Report how many lines of these entries hold the string "iuri"; reply with the number alone.

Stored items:
■ ■ ■ ■ ■ ■ ■

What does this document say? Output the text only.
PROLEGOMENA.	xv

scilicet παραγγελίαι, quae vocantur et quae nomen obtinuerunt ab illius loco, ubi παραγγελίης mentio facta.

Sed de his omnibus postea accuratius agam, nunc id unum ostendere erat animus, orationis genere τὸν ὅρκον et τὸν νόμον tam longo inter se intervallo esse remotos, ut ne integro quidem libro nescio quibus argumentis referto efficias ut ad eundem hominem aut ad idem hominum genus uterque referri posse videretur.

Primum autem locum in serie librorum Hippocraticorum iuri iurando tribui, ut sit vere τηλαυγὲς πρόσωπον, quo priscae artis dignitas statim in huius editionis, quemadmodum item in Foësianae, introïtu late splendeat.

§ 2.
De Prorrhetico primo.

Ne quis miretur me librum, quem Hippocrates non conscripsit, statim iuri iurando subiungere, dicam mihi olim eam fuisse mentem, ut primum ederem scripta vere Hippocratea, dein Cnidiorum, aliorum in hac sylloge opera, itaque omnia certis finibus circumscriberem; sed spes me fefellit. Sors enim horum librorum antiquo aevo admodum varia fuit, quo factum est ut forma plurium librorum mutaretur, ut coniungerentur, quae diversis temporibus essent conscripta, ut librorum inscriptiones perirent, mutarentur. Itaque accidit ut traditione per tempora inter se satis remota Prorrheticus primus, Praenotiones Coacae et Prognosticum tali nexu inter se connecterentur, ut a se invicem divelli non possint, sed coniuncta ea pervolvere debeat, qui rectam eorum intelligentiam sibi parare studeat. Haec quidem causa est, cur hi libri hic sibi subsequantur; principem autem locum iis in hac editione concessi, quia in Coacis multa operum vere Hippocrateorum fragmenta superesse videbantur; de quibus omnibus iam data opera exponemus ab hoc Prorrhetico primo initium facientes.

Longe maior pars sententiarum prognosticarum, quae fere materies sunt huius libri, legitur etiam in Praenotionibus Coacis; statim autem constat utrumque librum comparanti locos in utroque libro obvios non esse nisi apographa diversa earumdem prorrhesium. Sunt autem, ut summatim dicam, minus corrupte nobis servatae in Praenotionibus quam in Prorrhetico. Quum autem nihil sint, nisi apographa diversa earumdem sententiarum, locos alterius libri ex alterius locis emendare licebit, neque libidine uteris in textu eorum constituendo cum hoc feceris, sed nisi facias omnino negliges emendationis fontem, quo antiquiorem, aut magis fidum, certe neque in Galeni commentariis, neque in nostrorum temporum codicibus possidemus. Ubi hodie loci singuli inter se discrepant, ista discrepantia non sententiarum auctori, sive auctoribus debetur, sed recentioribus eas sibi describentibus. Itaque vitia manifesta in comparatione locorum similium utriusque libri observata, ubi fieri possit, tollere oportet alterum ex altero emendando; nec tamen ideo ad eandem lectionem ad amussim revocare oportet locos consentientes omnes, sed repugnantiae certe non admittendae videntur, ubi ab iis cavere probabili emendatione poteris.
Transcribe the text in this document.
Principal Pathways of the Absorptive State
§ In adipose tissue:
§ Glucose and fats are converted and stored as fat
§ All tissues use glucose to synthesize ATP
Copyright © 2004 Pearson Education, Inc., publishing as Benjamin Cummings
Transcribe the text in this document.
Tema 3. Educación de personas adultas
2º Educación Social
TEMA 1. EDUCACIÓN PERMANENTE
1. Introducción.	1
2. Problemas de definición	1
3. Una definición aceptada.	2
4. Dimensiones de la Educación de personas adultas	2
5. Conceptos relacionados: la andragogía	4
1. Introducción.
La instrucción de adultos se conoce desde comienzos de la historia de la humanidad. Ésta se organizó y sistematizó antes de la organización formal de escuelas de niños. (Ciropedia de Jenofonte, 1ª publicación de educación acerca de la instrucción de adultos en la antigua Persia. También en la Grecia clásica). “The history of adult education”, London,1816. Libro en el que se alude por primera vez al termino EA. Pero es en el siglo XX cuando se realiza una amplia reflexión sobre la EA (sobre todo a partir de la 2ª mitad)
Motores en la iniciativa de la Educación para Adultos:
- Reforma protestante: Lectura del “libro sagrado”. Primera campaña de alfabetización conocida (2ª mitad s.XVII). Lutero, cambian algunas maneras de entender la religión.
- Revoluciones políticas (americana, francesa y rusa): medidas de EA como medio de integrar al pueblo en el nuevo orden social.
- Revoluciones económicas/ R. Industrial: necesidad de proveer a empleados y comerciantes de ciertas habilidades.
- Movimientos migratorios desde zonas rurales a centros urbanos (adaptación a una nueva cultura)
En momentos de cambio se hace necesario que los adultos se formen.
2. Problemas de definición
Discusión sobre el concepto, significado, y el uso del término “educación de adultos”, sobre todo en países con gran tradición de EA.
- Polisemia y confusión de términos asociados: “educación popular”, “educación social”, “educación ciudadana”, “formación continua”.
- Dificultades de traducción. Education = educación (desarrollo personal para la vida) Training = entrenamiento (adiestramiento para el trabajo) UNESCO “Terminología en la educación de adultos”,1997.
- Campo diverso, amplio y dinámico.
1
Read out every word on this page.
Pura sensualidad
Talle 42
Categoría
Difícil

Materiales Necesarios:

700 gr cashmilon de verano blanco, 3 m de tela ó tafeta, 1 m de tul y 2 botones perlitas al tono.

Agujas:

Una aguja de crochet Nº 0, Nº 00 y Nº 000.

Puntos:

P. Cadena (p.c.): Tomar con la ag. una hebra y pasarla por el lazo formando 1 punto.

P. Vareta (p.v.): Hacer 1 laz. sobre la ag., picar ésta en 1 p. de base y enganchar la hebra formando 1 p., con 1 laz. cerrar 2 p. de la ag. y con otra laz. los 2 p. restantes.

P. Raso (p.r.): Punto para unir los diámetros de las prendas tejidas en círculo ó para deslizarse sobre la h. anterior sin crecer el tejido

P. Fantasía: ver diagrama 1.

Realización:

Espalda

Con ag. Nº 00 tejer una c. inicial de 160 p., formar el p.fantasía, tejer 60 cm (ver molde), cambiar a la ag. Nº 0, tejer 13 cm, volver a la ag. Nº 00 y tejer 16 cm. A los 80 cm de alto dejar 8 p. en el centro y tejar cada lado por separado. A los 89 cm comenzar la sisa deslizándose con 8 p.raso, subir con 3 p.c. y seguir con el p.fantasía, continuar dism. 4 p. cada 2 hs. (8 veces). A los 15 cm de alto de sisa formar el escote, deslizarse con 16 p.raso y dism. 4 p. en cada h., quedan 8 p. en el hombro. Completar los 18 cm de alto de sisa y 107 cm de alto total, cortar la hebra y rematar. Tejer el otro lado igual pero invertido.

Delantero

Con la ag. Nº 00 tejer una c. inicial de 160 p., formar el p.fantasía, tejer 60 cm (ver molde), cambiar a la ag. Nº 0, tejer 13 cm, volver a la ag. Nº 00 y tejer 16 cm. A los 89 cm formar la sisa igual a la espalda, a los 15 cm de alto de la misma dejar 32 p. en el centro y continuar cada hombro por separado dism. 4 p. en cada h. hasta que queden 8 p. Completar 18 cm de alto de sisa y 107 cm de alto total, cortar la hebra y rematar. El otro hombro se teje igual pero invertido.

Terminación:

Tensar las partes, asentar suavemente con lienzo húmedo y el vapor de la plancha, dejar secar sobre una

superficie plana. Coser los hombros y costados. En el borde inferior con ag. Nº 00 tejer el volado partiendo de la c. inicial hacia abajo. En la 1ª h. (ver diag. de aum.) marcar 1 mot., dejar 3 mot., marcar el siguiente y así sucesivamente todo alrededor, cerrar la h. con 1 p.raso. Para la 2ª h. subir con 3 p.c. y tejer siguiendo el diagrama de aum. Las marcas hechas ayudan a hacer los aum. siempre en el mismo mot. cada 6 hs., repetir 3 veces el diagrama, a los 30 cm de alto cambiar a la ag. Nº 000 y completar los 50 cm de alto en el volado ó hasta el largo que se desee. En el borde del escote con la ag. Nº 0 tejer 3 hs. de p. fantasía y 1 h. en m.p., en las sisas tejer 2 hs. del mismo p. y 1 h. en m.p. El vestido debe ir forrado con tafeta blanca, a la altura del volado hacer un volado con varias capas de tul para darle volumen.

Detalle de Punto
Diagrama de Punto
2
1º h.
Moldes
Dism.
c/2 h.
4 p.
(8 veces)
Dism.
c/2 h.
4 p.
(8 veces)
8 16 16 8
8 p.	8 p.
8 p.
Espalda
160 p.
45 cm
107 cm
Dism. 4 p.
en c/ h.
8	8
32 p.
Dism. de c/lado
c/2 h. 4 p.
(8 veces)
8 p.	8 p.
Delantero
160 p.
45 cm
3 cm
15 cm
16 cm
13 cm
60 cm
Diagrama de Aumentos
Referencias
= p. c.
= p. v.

■ ■ ■ ■ ■ ■ ■

_SOLUTION_
2